━━━ Dataset entries
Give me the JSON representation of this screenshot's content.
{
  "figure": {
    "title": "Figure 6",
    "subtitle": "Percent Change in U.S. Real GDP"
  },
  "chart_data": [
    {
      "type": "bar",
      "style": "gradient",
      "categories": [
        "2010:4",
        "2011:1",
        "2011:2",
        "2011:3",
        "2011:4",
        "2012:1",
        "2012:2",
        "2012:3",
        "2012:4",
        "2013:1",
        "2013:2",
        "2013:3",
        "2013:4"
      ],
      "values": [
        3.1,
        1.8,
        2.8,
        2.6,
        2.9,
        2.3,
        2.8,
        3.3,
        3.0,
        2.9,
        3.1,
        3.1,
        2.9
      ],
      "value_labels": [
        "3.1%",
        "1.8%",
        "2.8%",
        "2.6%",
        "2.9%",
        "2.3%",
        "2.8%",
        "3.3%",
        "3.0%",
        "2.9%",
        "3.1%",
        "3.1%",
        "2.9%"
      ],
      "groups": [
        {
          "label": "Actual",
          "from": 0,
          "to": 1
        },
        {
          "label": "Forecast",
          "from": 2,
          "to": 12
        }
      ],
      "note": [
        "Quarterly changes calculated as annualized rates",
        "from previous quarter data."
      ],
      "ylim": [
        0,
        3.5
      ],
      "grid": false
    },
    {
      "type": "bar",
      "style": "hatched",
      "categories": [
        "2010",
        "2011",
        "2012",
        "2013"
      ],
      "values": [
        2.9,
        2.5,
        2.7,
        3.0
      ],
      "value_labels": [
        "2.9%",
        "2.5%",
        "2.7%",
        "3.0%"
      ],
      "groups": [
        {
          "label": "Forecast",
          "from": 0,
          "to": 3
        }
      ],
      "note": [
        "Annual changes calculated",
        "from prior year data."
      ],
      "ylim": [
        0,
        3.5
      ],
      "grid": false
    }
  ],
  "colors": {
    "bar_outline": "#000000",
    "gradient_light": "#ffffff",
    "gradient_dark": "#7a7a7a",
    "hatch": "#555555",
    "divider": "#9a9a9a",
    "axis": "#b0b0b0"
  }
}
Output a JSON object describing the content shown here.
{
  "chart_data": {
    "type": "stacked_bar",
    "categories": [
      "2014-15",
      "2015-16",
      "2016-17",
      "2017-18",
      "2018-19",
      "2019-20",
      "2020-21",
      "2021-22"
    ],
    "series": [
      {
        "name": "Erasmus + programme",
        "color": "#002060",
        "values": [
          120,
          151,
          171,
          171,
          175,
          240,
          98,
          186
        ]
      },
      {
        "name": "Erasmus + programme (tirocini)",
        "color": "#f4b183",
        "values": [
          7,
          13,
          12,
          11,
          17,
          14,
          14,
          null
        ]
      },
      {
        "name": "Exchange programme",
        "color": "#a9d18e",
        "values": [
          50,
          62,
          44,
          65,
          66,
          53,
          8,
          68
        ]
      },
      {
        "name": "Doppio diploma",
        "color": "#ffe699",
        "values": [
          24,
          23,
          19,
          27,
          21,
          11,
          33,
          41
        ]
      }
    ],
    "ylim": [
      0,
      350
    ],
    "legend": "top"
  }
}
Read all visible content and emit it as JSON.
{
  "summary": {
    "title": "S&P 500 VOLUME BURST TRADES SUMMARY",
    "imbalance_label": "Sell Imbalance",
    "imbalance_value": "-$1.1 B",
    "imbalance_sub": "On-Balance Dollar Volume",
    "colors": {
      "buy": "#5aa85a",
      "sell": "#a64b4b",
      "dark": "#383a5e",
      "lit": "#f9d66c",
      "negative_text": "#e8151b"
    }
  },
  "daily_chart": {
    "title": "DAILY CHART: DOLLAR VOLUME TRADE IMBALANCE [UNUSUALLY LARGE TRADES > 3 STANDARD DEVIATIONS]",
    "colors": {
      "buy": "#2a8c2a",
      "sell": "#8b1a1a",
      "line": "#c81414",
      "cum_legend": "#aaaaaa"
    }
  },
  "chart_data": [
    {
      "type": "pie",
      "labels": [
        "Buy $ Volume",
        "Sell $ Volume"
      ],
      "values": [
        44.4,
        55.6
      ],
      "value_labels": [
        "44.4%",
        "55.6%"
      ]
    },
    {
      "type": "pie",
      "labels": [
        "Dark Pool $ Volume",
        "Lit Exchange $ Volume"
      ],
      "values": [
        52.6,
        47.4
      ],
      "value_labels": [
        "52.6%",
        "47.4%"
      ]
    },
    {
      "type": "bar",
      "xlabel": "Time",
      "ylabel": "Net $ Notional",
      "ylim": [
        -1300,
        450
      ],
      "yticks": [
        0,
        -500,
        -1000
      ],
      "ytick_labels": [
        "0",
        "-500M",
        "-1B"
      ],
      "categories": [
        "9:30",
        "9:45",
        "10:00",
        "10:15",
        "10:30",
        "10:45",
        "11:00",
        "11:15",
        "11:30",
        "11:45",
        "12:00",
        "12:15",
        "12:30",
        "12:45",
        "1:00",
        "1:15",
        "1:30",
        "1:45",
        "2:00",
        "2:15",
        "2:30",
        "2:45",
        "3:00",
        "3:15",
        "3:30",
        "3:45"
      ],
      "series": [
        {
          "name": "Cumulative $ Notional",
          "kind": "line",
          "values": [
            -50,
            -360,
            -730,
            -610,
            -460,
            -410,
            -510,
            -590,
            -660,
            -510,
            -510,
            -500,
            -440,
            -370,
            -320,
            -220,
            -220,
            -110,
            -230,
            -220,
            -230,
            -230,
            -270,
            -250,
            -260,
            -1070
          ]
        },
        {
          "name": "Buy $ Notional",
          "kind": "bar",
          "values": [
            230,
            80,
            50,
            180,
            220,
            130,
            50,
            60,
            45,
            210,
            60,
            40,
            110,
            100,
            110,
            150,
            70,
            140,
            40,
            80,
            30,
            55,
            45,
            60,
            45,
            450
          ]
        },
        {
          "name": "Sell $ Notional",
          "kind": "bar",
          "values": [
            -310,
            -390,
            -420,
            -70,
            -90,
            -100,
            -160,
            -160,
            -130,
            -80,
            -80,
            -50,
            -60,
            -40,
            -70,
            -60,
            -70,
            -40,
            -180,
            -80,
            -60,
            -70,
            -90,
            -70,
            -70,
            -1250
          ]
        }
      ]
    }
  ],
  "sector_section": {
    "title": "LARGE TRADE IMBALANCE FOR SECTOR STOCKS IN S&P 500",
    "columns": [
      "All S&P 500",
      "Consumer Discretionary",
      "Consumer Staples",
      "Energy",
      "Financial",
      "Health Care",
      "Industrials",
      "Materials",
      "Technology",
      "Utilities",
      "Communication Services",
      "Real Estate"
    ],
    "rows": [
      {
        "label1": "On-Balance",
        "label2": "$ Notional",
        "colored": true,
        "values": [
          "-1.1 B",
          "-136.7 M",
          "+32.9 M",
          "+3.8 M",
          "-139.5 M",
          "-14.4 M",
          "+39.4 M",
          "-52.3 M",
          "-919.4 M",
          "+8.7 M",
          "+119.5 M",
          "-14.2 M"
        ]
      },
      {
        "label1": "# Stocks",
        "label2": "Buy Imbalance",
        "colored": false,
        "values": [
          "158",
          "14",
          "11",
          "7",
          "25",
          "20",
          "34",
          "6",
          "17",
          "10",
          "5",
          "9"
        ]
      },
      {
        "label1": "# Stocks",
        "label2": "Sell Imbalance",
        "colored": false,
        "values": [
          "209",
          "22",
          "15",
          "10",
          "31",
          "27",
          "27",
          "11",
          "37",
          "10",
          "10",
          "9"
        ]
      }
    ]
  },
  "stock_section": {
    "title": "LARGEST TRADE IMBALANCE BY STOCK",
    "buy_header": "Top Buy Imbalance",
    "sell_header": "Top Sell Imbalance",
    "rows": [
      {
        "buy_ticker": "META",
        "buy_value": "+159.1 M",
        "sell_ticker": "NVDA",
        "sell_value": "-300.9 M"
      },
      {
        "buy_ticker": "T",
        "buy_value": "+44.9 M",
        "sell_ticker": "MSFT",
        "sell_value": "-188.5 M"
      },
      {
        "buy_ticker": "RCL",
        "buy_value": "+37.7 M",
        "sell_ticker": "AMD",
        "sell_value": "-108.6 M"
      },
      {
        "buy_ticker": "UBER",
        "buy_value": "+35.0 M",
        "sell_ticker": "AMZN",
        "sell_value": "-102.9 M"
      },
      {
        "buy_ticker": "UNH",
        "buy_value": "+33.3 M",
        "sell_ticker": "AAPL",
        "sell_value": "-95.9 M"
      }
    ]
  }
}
━━━━━━
What is needed: Pull out the lines above in which the word "Exchange" appears.

Task response:
        "name": "Exchange programme",
        "Lit Exchange $ Volume"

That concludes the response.